WHAT TO WORK ON: Switch every "y-tick-label" to "category-label" in the lines from the start of the records through the line containing "y-tick-label: Freemium n", inclusive, and write those lines out again with nothing else changed.

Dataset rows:
--

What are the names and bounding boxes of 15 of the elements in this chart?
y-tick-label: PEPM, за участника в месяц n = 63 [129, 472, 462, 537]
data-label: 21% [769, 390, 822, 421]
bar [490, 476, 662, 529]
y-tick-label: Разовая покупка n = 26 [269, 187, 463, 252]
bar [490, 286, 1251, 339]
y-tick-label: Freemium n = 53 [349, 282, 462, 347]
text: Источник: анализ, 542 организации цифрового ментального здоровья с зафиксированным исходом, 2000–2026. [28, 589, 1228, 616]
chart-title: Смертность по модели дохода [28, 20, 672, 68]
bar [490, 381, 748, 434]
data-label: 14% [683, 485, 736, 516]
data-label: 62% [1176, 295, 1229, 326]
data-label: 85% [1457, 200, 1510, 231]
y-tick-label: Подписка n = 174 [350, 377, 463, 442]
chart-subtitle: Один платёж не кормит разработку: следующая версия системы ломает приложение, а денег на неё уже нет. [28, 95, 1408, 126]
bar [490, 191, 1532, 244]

--

OUTPUT OF THE EXERCISE:
What are the names and bounding boxes of 15 of the elements in this chart?
category-label: PEPM, за участника в месяц n = 63 [129, 472, 462, 537]
data-label: 21% [769, 390, 822, 421]
bar [490, 476, 662, 529]
category-label: Разовая покупка n = 26 [269, 187, 463, 252]
bar [490, 286, 1251, 339]
category-label: Freemium n = 53 [349, 282, 462, 347]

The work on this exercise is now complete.